* EXERCISE REQUIREMENTS *
Identify the lines that contain the string "this" and copy all of them.

>> begin

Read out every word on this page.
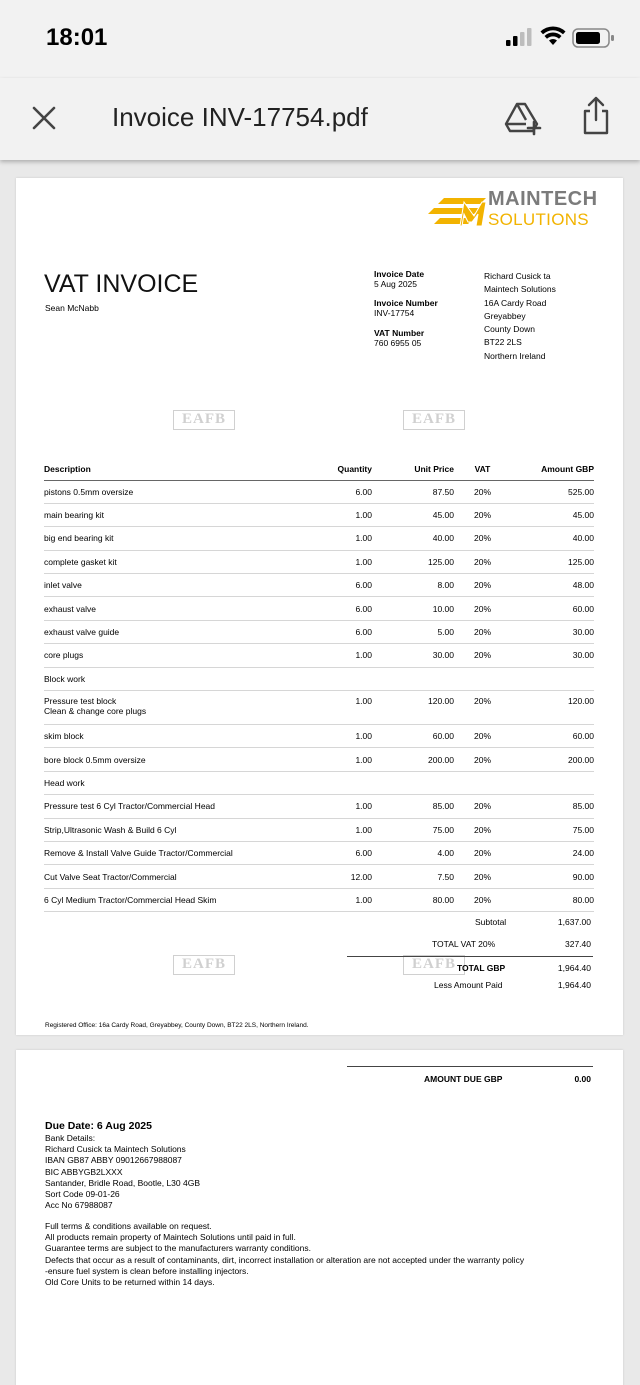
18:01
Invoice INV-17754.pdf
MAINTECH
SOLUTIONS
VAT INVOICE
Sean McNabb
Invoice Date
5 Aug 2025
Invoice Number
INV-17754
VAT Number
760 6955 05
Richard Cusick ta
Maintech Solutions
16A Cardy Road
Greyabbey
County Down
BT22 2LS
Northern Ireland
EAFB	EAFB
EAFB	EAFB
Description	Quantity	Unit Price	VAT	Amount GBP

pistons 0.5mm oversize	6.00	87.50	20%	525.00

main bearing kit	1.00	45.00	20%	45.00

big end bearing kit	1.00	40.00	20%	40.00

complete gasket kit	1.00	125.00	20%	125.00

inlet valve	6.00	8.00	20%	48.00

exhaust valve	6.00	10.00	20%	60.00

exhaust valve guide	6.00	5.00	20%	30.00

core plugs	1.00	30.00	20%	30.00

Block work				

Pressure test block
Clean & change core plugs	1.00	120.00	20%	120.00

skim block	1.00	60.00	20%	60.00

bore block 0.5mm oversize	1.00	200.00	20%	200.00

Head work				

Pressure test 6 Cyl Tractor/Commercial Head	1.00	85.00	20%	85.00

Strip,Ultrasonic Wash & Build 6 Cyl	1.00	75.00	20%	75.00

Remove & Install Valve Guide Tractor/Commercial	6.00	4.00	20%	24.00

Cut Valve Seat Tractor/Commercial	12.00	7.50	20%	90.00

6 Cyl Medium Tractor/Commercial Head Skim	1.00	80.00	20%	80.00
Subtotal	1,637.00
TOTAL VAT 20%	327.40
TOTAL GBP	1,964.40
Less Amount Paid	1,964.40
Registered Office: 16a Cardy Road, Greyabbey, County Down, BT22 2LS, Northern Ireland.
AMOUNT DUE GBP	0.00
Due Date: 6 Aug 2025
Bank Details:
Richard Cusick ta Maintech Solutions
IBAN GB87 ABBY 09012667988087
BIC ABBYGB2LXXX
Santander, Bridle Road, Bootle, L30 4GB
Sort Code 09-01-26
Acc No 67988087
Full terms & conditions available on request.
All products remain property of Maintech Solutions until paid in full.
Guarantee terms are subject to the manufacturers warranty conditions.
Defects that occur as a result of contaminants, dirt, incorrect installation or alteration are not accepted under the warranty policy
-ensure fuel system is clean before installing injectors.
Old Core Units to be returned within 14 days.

>> end
>> begin

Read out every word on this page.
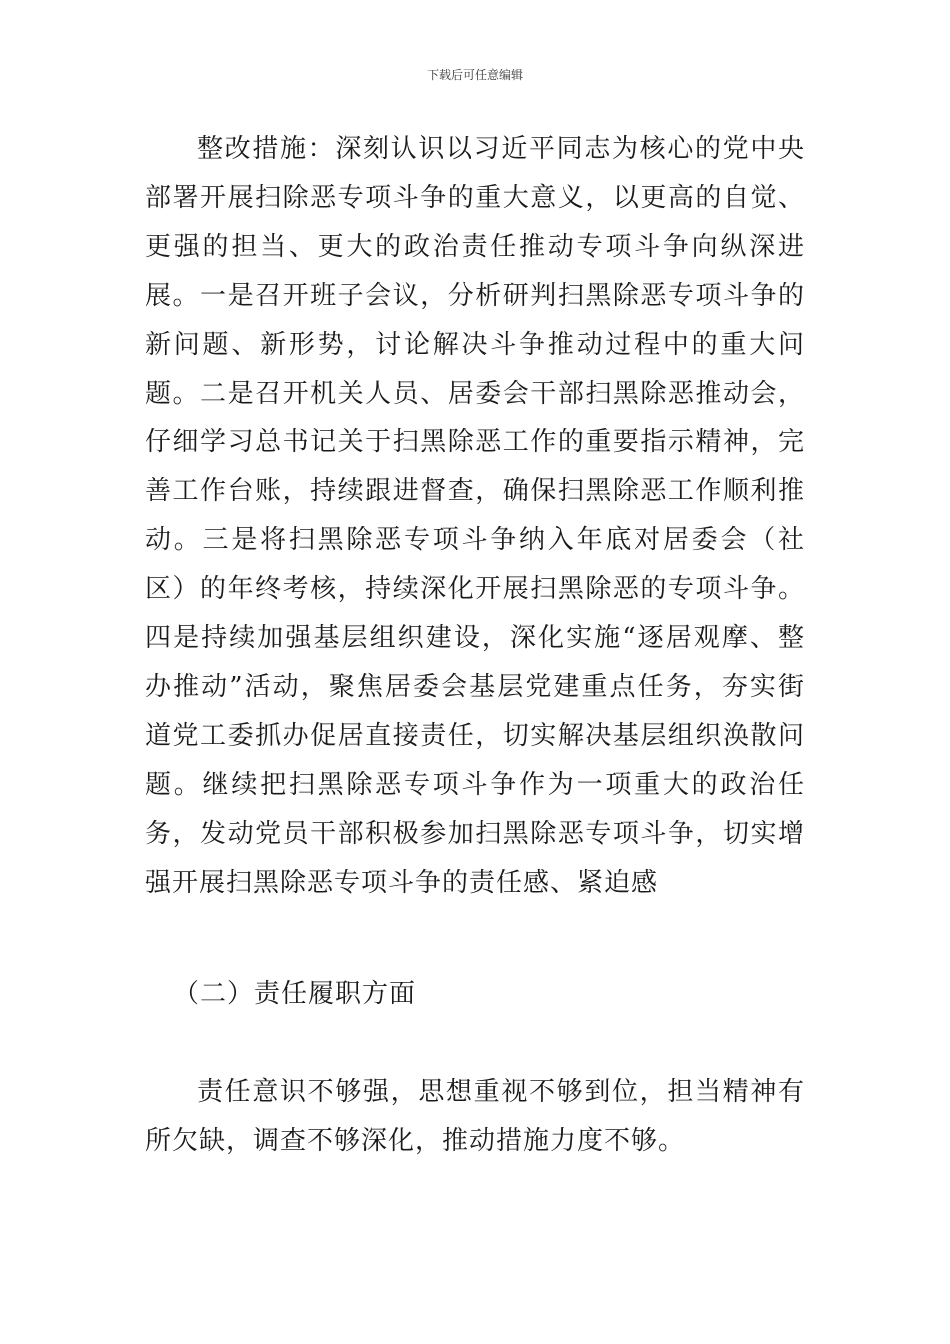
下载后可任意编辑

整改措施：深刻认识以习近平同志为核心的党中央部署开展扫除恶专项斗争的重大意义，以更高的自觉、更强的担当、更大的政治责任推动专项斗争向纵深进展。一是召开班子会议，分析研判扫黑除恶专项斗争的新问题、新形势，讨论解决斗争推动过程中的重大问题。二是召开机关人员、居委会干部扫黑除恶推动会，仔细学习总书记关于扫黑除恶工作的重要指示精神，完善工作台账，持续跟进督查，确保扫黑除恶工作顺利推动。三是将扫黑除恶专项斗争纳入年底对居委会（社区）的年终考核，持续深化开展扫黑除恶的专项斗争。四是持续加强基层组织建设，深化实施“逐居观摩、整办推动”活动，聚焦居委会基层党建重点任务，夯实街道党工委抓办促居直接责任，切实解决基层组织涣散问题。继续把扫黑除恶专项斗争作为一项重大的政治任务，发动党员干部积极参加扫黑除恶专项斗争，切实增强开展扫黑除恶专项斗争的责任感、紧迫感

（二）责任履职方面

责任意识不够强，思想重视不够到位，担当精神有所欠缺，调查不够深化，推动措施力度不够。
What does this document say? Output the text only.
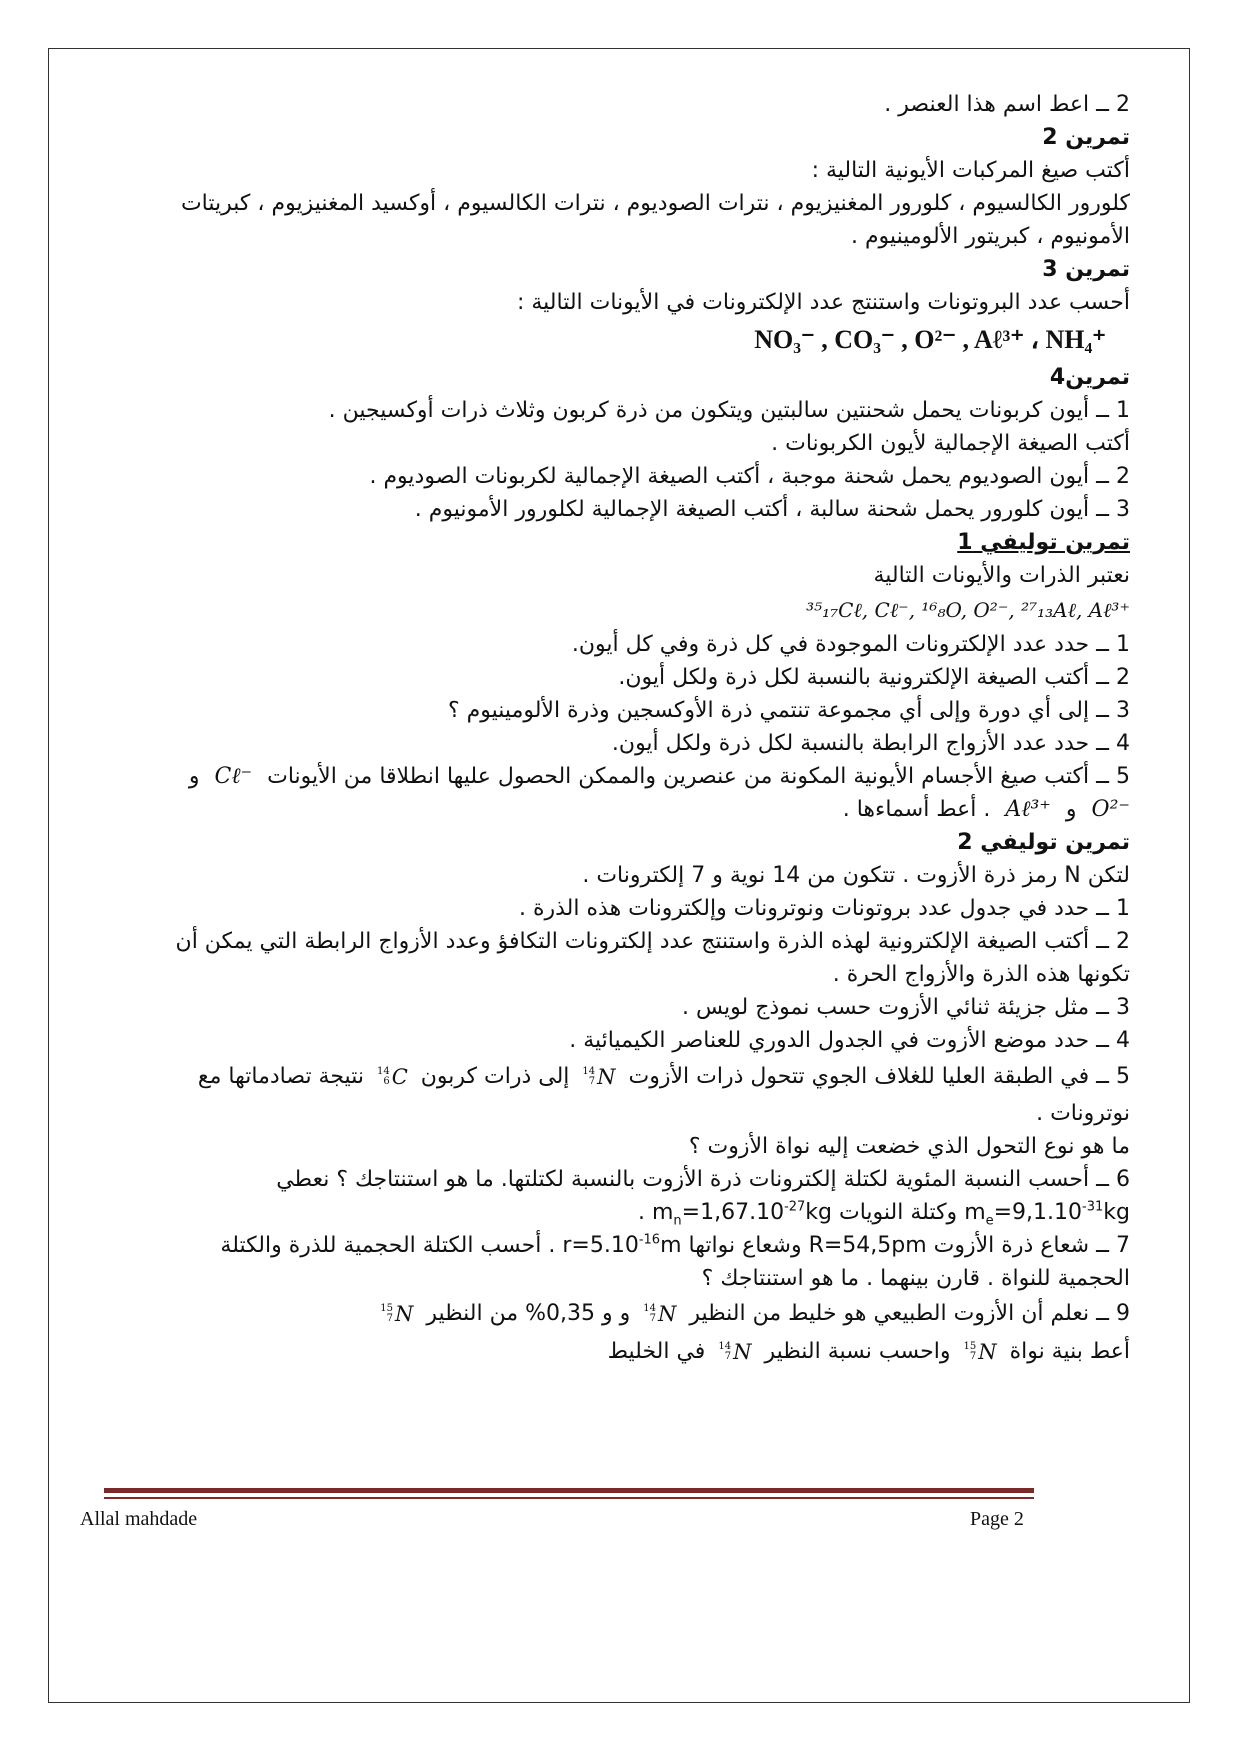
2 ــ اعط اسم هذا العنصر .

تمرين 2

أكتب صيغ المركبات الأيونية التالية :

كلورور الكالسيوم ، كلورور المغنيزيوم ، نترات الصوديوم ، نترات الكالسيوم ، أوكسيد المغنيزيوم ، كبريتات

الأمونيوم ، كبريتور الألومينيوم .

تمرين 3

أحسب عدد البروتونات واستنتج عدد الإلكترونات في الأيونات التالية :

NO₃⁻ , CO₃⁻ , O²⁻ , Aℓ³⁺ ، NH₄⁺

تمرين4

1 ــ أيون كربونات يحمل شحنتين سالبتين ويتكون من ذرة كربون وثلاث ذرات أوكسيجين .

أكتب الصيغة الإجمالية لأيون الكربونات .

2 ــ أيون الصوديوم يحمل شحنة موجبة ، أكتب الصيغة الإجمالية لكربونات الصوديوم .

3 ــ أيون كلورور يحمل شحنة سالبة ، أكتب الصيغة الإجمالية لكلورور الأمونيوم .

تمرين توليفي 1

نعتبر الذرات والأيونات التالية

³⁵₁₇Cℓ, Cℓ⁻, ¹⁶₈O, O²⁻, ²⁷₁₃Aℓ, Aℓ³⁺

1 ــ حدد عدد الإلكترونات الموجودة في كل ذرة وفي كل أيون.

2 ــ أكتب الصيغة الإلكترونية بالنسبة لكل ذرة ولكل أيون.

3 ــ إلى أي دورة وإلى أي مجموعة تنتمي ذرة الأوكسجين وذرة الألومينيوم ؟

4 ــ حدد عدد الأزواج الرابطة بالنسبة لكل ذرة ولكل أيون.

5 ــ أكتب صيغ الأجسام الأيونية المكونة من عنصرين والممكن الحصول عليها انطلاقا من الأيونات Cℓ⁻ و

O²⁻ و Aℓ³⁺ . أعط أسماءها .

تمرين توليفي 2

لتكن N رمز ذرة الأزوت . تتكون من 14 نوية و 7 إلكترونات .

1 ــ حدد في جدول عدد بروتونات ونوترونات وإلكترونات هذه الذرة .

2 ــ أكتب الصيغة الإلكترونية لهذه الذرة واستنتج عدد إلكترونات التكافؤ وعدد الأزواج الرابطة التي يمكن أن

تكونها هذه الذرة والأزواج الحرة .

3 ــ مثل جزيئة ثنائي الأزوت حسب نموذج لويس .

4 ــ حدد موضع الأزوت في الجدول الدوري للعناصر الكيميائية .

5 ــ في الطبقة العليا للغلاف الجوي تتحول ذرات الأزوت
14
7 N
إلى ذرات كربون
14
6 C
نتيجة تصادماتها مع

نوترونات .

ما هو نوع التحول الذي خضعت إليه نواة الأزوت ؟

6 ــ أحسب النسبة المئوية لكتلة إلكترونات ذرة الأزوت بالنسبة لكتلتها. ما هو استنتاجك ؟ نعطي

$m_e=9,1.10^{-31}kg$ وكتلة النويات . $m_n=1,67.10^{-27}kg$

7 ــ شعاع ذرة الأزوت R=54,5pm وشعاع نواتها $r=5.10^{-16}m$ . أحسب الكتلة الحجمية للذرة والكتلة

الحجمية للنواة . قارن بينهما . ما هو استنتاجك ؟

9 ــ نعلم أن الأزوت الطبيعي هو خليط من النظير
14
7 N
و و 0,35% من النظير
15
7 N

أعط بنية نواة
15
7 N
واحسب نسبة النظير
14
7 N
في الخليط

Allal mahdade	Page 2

>> end
>> begin

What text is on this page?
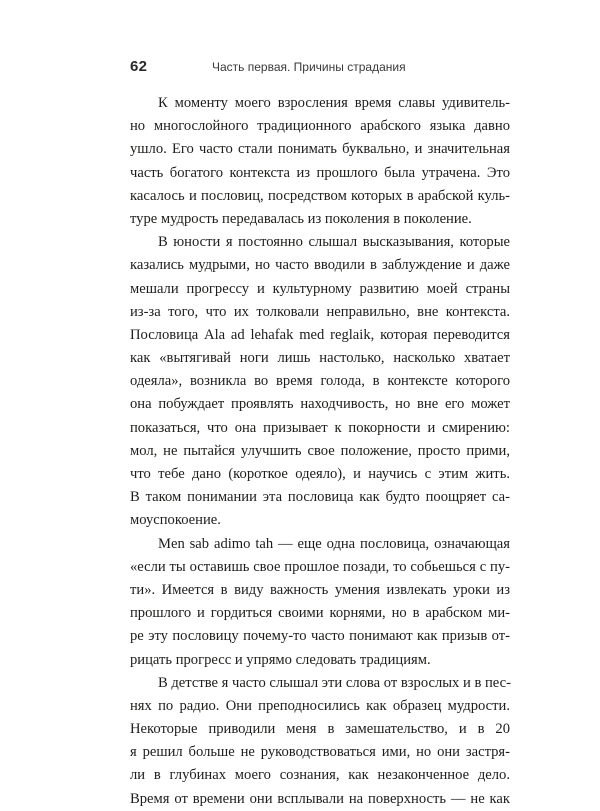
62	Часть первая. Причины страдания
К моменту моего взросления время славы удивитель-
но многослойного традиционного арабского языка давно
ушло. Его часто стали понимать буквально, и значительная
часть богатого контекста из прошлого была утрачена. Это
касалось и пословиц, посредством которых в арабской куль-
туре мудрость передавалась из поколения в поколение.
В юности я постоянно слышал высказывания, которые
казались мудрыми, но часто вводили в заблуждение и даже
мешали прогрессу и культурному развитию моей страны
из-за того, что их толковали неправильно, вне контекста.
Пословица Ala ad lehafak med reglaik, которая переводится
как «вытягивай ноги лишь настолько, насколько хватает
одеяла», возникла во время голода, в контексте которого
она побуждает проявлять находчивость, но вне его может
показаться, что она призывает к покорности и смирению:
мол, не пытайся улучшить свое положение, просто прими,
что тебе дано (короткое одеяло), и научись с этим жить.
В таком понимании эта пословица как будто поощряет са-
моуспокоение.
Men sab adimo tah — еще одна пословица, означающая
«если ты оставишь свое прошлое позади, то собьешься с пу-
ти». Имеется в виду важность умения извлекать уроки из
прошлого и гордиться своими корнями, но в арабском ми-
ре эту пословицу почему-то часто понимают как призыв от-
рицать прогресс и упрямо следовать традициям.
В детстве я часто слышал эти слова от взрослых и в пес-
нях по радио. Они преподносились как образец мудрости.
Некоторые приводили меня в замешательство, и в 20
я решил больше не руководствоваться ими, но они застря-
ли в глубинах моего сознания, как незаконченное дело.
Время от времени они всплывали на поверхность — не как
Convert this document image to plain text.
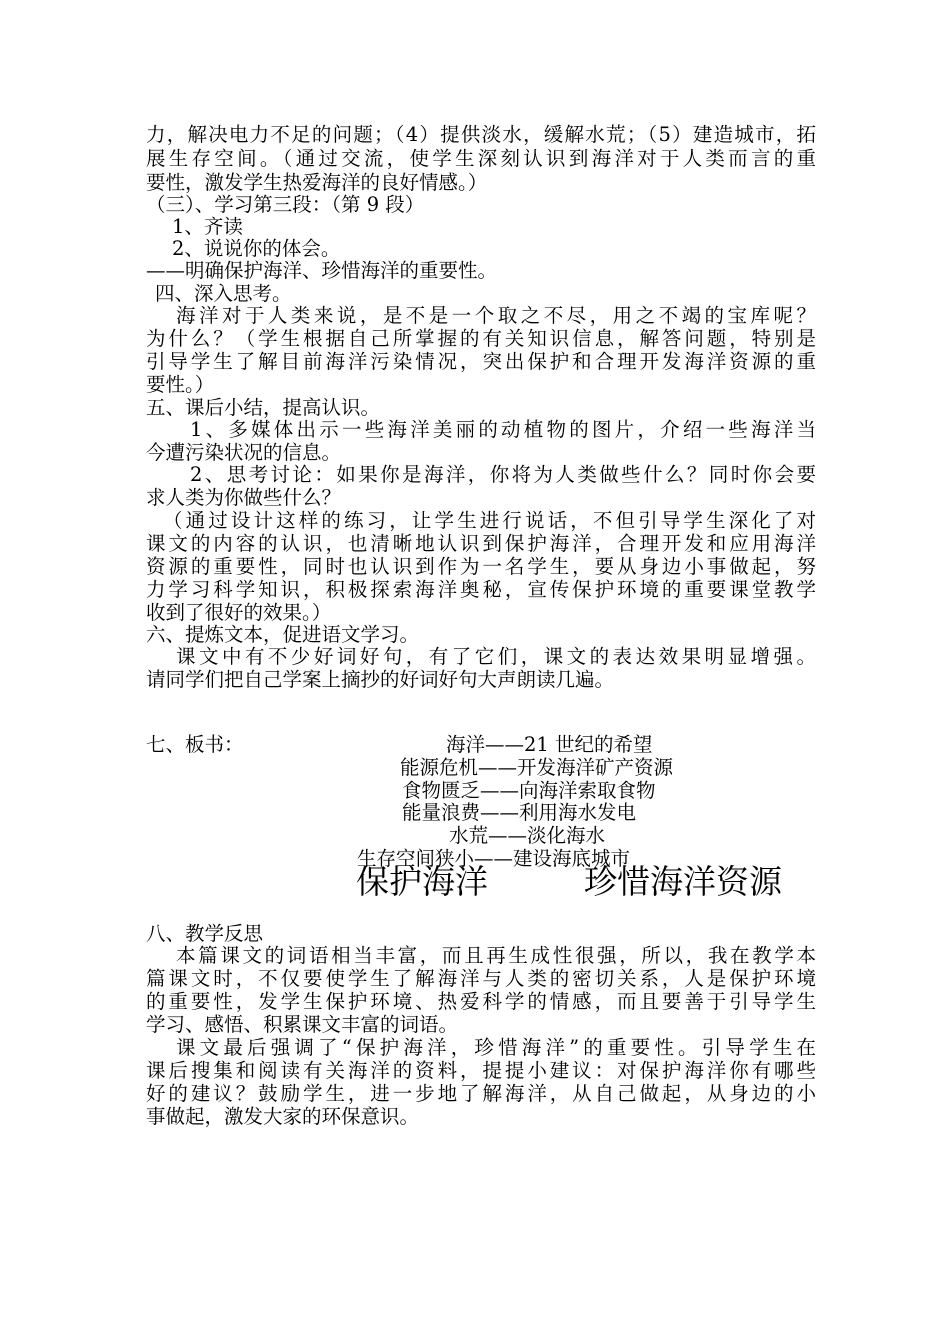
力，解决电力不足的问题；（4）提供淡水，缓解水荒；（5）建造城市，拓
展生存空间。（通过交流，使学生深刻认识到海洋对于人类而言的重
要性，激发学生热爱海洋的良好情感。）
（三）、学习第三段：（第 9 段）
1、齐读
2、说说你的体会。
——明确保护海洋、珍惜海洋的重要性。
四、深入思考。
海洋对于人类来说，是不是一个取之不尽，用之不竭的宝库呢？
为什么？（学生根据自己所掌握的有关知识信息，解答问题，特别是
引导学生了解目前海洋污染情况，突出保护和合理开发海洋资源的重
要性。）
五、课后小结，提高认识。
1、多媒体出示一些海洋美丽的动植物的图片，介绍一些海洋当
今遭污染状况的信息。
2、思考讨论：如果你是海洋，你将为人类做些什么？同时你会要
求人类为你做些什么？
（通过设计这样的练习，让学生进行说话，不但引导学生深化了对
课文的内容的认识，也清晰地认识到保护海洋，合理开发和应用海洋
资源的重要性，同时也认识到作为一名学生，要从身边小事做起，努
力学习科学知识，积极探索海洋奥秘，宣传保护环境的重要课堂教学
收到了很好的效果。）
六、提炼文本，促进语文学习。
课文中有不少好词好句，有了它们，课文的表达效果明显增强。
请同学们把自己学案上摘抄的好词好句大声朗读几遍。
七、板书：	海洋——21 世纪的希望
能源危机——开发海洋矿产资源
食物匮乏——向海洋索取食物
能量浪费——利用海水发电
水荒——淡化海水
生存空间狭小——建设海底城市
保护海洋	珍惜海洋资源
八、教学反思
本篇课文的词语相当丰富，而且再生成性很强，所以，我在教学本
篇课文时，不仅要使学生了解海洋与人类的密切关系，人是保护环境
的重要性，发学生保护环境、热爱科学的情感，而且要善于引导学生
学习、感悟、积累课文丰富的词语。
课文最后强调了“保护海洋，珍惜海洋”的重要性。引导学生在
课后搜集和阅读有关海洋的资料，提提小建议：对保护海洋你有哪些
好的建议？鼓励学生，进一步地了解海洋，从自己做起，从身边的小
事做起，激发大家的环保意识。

>> end

* COMPLETE RESPONSE *
Read out every word on this page.
Read out every word on this page.
What does this document say? Output the text only.
What text is on this page?
Convert this document image to plain text.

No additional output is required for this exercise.